BRIEF — With the pictures omitted, write out the entries that follow exactly as they stand.

Stored entries
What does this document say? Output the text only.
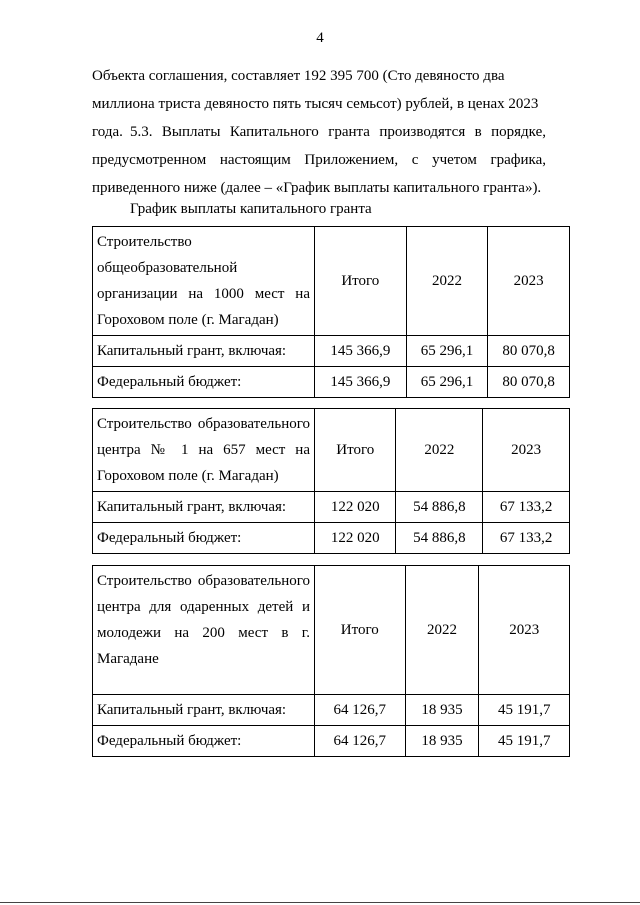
4

Объекта соглашения, составляет 192 395 700 (Сто девяносто два миллиона триста девяносто пять тысяч семьсот) рублей, в ценах 2023 года. 5.3. Выплаты Капитального гранта производятся в порядке, предусмотренном настоящим Приложением, с учетом графика, приведенного ниже (далее – «График выплаты капитального гранта»).

График выплаты капитального гранта
Строительство общеобразовательной организации на 1000 мест на Гороховом поле (г. Магадан)	Итого	2022	2023
Капитальный грант, включая:	145 366,9	65 296,1	80 070,8
Федеральный бюджет:	145 366,9	65 296,1	80 070,8
Строительство образовательного центра № 1 на 657 мест на Гороховом поле (г. Магадан)	Итого	2022	2023
Капитальный грант, включая:	122 020	54 886,8	67 133,2
Федеральный бюджет:	122 020	54 886,8	67 133,2
Строительство образовательного центра для одаренных детей и молодежи на 200 мест в г. Магадане	Итого	2022	2023
Капитальный грант, включая:	64 126,7	18 935	45 191,7
Федеральный бюджет:	64 126,7	18 935	45 191,7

THE RESULT —
What does this document say? Output the text only.
4

Объекта соглашения, составляет 192 395 700 (Сто девяносто два миллиона триста девяносто пять тысяч семьсот) рублей, в ценах 2023 года. 5.3. Выплаты Капитального гранта производятся в порядке, предусмотренном настоящим Приложением, с учетом графика, приведенного ниже (далее – «График выплаты капитального гранта»).

График выплаты капитального гранта
Строительство общеобразовательной организации на 1000 мест на Гороховом поле (г. Магадан)	Итого	2022	2023
Капитальный грант, включая:	145 366,9	65 296,1	80 070,8
Федеральный бюджет:	145 366,9	65 296,1	80 070,8
Строительство образовательного центра № 1 на 657 мест на Гороховом поле (г. Магадан)	Итого	2022	2023
Капитальный грант, включая:	122 020	54 886,8	67 133,2
Федеральный бюджет:	122 020	54 886,8	67 133,2
Строительство образовательного центра для одаренных детей и молодежи на 200 мест в г. Магадане	Итого	2022	2023
Капитальный грант, включая:	64 126,7	18 935	45 191,7
Федеральный бюджет:	64 126,7	18 935	45 191,7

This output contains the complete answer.